[Entries from a visual dataset]
________________________________________

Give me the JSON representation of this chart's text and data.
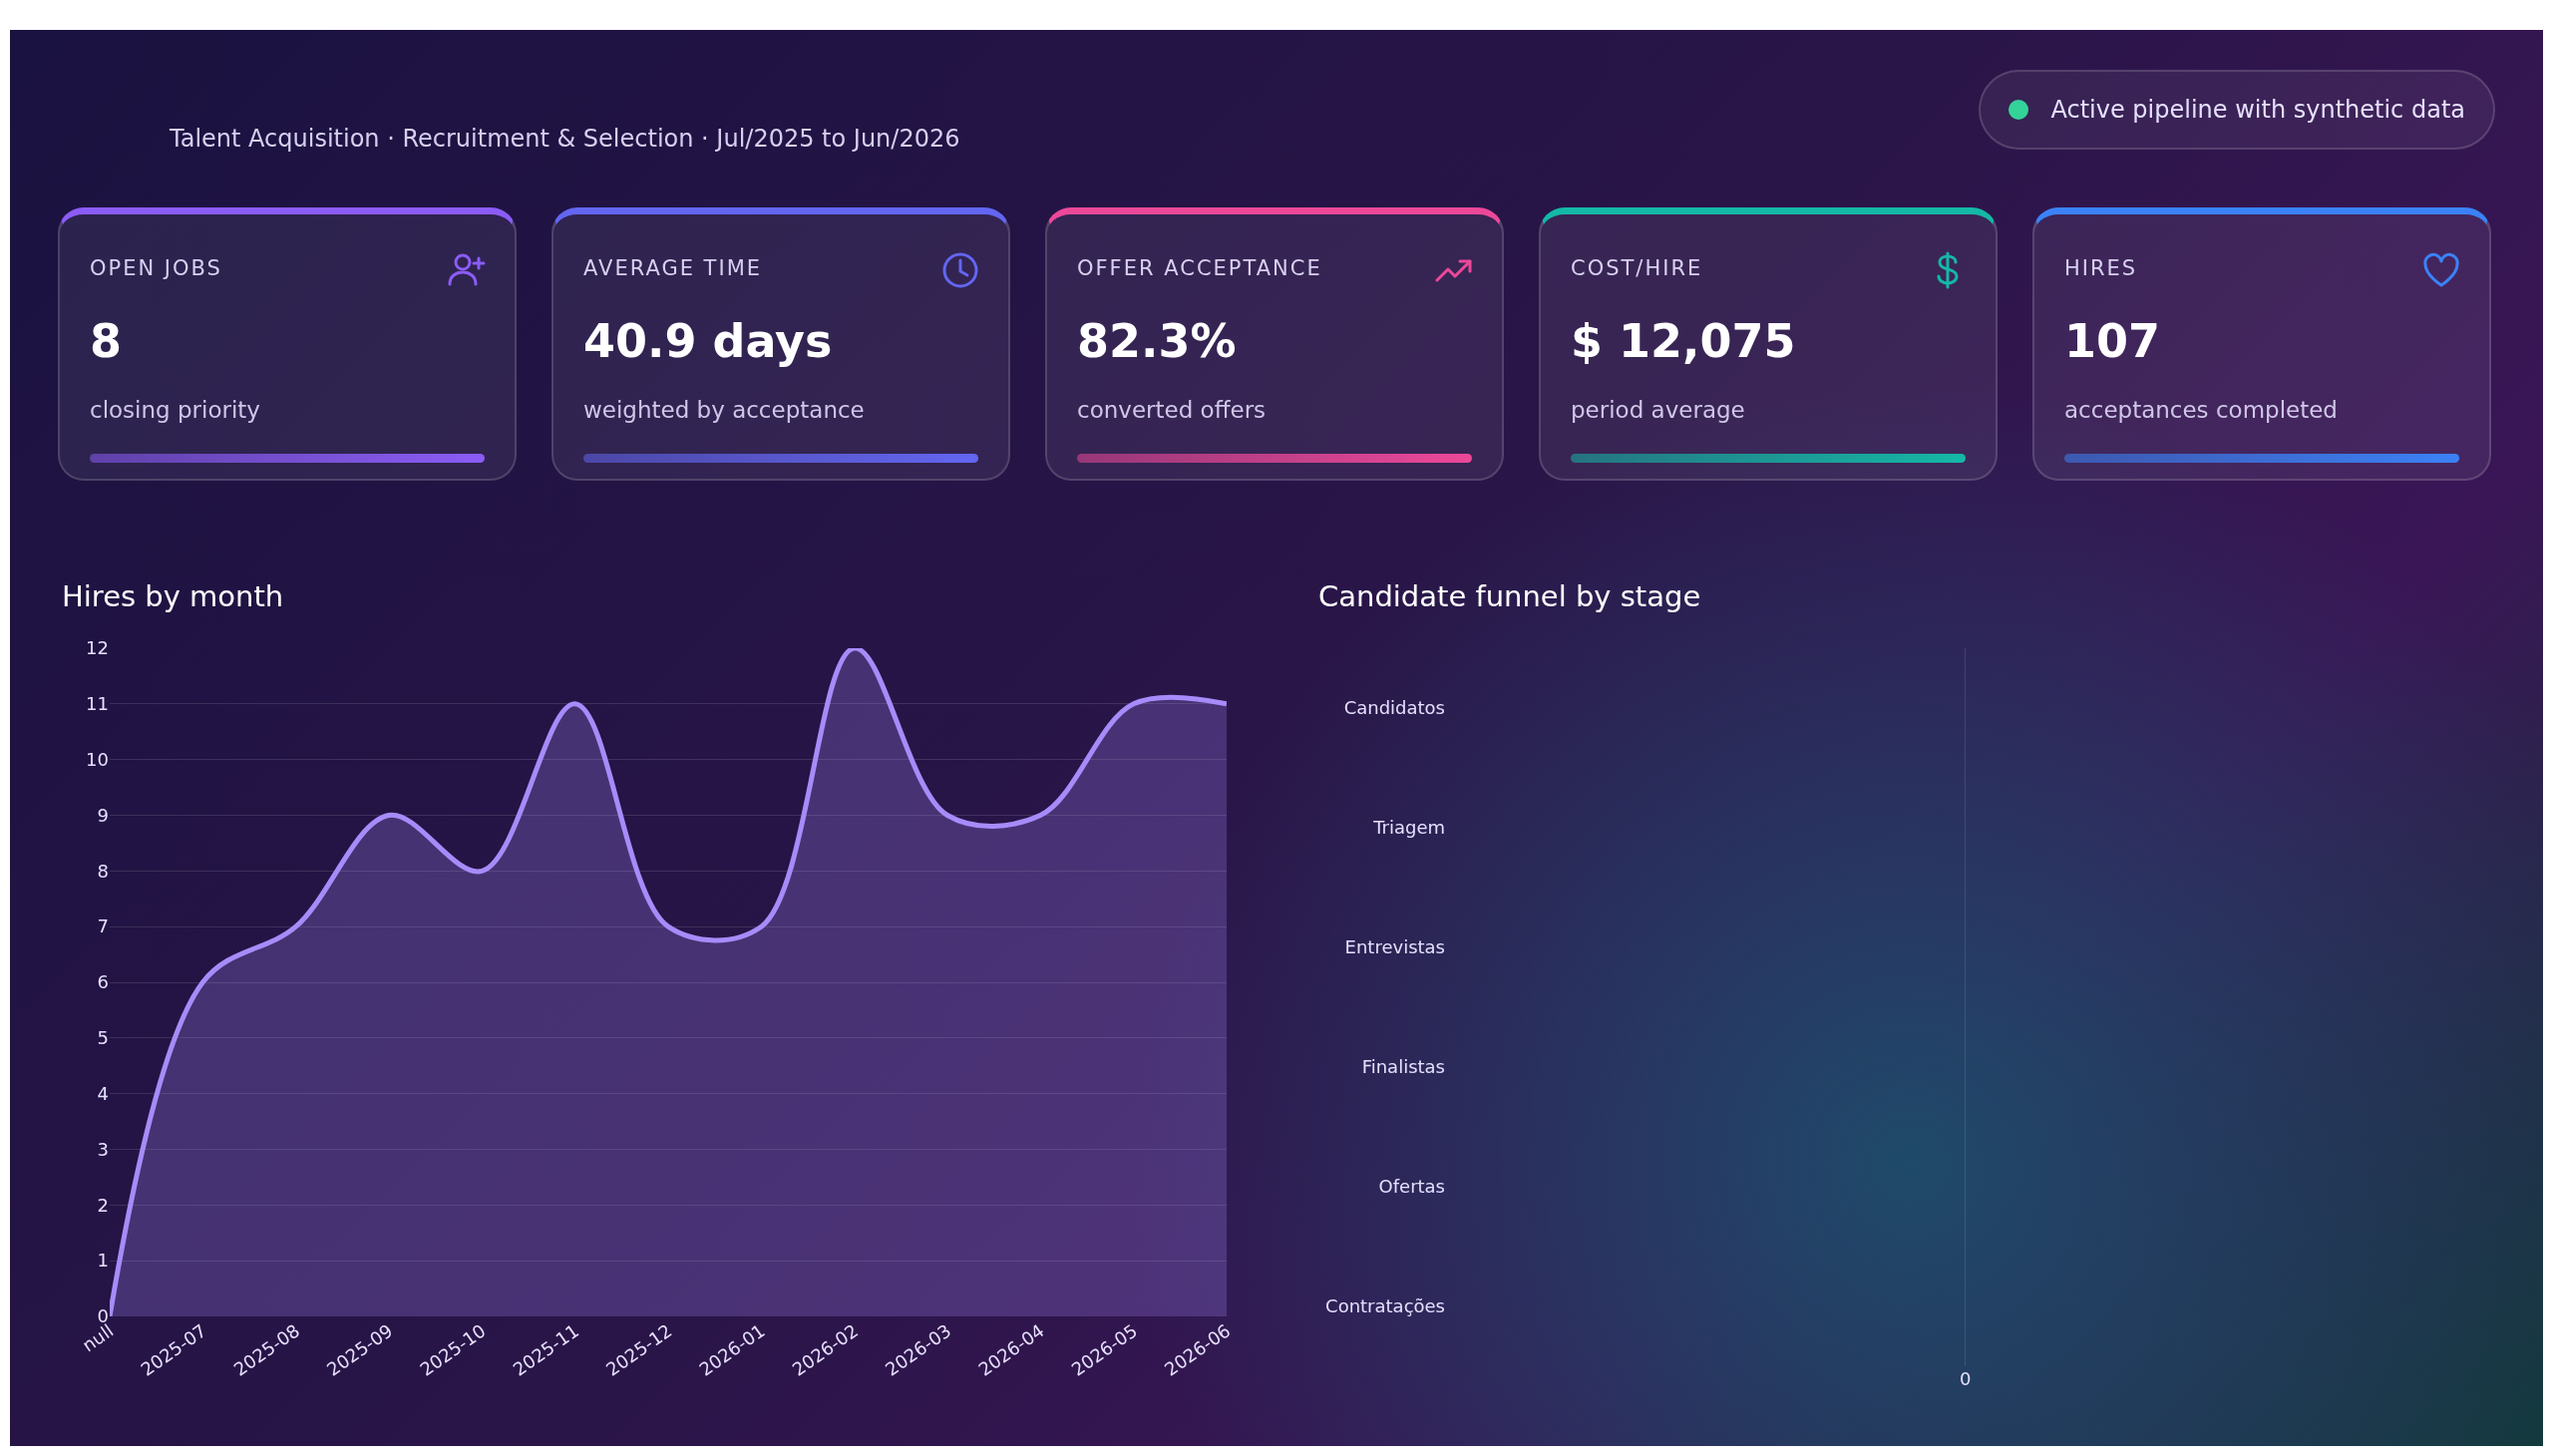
{
  "chart_data": [
    {
      "type": "other",
      "subtitle": "Talent Acquisition · Recruitment & Selection · Jul/2025 to Jun/2026",
      "annotations": [
        "Active pipeline with synthetic data"
      ]
    },
    {
      "type": "other",
      "title": "OPEN JOBS",
      "annotations": [
        "8"
      ],
      "subtitle": "closing priority",
      "color": "#8b5cf6"
    },
    {
      "type": "other",
      "title": "AVERAGE TIME",
      "annotations": [
        "40.9 days"
      ],
      "subtitle": "weighted by acceptance",
      "color": "#6366f1"
    },
    {
      "type": "other",
      "title": "OFFER ACCEPTANCE",
      "annotations": [
        "82.3%"
      ],
      "subtitle": "converted offers",
      "color": "#ec4899"
    },
    {
      "type": "other",
      "title": "COST/HIRE",
      "annotations": [
        "$ 12,075"
      ],
      "subtitle": "period average",
      "color": "#14b8a6"
    },
    {
      "type": "other",
      "title": "HIRES",
      "annotations": [
        "107"
      ],
      "subtitle": "acceptances completed",
      "color": "#3b82f6"
    },
    {
      "type": "area",
      "title": "Hires by month",
      "categories": [
        "null",
        "2025-07",
        "2025-08",
        "2025-09",
        "2025-10",
        "2025-11",
        "2025-12",
        "2026-01",
        "2026-02",
        "2026-03",
        "2026-04",
        "2026-05",
        "2026-06"
      ],
      "values": [
        0,
        6,
        7,
        9,
        8,
        11,
        7,
        7,
        12,
        9,
        9,
        11,
        11
      ],
      "color": "#a78bfa",
      "ylim": [
        0,
        12
      ],
      "yticks": [
        0,
        1,
        2,
        3,
        4,
        5,
        6,
        7,
        8,
        9,
        10,
        11,
        12
      ],
      "grid": "y"
    },
    {
      "type": "other",
      "title": "Candidate funnel by stage",
      "categories": [
        "Candidatos",
        "Triagem",
        "Entrevistas",
        "Finalistas",
        "Ofertas",
        "Contratações"
      ],
      "annotations": [
        "0"
      ]
    }
  ]
}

________________________________________

**What you should do**
Print out the material word for word, omitting the pictures.

**Task answer**
Give me the JSON representation of this chart's text and data.
{
  "chart_data": [
    {
      "type": "other",
      "subtitle": "Talent Acquisition · Recruitment & Selection · Jul/2025 to Jun/2026",
      "annotations": [
        "Active pipeline with synthetic data"
      ]
    },
    {
      "type": "other",
      "title": "OPEN JOBS",
      "annotations": [
        "8"
      ],
      "subtitle": "closing priority",
      "color": "#8b5cf6"
    },
    {
      "type": "other",
      "title": "AVERAGE TIME",
      "annotations": [
        "40.9 days"
      ],
      "subtitle": "weighted by acceptance",
      "color": "#6366f1"
    },
    {
      "type": "other",
      "title": "OFFER ACCEPTANCE",
      "annotations": [
        "82.3%"
      ],
      "subtitle": "converted offers",
      "color": "#ec4899"
    },
    {
      "type": "other",
      "title": "COST/HIRE",
      "annotations": [
        "$ 12,075"
      ],
      "subtitle": "period average",
      "color": "#14b8a6"
    },
    {
      "type": "other",
      "title": "HIRES",
      "annotations": [
        "107"
      ],
      "subtitle": "acceptances completed",
      "color": "#3b82f6"
    },
    {
      "type": "area",
      "title": "Hires by month",
      "categories": [
        "null",
        "2025-07",
        "2025-08",
        "2025-09",
        "2025-10",
        "2025-11",
        "2025-12",
        "2026-01",
        "2026-02",
        "2026-03",
        "2026-04",
        "2026-05",
        "2026-06"
      ],
      "values": [
        0,
        6,
        7,
        9,
        8,
        11,
        7,
        7,
        12,
        9,
        9,
        11,
        11
      ],
      "color": "#a78bfa",
      "ylim": [
        0,
        12
      ],
      "yticks": [
        0,
        1,
        2,
        3,
        4,
        5,
        6,
        7,
        8,
        9,
        10,
        11,
        12
      ],
      "grid": "y"
    },
    {
      "type": "other",
      "title": "Candidate funnel by stage",
      "categories": [
        "Candidatos",
        "Triagem",
        "Entrevistas",
        "Finalistas",
        "Ofertas",
        "Contratações"
      ],
      "annotations": [
        "0"
      ]
    }
  ]
}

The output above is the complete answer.